■ Task goal:
Find every line in the items that contains the string "torgovye", matching case exactly, and copy each of those lines.

Element and region data:
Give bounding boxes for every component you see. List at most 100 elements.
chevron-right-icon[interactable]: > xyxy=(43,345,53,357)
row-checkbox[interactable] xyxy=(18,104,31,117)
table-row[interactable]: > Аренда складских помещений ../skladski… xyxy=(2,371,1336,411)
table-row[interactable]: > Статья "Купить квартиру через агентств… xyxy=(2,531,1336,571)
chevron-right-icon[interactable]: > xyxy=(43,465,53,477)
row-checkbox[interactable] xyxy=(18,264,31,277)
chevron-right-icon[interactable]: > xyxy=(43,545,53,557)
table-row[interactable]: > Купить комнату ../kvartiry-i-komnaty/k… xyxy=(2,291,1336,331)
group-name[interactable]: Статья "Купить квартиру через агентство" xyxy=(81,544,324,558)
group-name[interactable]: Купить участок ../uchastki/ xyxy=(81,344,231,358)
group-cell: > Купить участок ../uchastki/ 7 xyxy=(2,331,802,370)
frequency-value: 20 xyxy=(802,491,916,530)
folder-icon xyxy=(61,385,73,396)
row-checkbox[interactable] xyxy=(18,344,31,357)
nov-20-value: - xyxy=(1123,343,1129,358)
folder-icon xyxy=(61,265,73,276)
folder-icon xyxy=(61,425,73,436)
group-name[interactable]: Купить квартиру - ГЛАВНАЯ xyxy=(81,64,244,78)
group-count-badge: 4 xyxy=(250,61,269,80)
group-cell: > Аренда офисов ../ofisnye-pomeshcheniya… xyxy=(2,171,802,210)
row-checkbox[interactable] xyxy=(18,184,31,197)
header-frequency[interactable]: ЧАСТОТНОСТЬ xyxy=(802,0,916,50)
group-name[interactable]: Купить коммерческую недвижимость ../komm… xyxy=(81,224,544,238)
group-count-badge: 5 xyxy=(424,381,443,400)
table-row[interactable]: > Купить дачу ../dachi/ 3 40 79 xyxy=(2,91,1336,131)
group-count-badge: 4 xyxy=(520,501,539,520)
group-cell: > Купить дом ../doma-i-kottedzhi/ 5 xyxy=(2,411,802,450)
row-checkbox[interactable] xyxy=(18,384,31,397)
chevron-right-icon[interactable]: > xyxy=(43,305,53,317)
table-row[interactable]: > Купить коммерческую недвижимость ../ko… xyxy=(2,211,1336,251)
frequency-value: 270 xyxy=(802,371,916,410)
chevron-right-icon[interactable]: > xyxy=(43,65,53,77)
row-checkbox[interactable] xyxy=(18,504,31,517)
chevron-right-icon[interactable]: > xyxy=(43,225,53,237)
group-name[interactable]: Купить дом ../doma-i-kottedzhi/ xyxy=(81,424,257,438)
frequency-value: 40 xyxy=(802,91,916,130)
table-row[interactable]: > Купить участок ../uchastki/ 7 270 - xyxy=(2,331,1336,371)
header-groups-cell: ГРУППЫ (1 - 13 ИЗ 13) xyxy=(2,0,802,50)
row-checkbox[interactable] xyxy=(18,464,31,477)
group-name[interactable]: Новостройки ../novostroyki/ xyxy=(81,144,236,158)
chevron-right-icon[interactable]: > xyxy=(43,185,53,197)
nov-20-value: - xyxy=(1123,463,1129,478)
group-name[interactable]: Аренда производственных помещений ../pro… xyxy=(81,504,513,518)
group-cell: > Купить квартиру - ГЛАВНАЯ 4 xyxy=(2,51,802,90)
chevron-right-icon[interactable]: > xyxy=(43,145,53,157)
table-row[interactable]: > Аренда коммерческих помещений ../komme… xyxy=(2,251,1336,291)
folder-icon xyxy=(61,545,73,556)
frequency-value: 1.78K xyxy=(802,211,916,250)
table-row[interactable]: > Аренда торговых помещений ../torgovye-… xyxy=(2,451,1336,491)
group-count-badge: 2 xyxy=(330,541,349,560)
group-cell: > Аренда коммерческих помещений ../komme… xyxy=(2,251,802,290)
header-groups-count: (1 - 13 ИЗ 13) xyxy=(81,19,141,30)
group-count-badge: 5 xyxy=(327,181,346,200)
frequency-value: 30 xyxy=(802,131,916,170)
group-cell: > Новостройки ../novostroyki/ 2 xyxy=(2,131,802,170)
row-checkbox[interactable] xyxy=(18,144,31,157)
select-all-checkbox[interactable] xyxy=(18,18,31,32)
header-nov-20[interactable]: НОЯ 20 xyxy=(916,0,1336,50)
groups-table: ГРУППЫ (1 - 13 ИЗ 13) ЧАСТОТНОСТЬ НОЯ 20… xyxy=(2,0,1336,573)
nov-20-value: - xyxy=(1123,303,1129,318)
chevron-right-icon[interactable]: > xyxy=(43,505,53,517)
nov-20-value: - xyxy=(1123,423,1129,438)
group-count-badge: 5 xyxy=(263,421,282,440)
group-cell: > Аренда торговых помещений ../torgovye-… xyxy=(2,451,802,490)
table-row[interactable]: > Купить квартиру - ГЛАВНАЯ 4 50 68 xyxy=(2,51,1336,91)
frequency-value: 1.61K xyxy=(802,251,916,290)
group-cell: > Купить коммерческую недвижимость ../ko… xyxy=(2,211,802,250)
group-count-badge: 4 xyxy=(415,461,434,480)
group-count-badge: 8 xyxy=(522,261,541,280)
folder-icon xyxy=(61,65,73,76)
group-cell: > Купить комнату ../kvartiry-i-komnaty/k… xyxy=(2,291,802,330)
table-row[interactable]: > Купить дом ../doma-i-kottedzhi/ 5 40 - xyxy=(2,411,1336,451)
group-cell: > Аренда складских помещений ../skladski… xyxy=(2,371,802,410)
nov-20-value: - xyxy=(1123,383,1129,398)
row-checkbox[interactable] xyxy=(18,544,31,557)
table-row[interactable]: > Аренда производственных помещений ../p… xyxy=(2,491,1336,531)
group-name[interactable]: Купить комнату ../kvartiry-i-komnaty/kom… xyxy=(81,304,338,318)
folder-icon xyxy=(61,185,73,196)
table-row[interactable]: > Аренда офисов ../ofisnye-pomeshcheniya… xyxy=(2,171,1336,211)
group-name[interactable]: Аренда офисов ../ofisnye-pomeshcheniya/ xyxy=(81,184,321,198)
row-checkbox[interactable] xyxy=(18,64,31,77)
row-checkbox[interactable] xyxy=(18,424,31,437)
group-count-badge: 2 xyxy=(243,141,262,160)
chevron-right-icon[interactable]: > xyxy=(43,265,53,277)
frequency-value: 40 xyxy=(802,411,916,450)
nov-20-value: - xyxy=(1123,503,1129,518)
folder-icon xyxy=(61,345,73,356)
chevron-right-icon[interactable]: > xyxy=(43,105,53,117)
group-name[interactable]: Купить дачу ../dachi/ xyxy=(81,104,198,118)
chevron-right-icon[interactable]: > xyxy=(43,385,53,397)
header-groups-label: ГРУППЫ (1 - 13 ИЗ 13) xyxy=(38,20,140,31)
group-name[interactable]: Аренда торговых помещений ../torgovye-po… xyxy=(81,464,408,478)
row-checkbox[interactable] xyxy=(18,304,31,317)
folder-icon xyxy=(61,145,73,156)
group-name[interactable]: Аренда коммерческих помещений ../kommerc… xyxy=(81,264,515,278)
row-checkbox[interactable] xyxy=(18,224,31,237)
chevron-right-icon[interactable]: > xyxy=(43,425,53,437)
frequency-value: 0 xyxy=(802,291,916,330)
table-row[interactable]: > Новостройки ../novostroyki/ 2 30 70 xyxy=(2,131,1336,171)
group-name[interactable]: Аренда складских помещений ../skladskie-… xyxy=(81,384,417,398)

■ Expected answer:
table-row[interactable]: > Аренда торговых помещений ../torgovye-… xyxy=(2,451,1336,491)
group-cell: > Аренда торговых помещений ../torgovye-… xyxy=(2,451,802,490)
group-name[interactable]: Аренда торговых помещений ../torgovye-po… xyxy=(81,464,408,478)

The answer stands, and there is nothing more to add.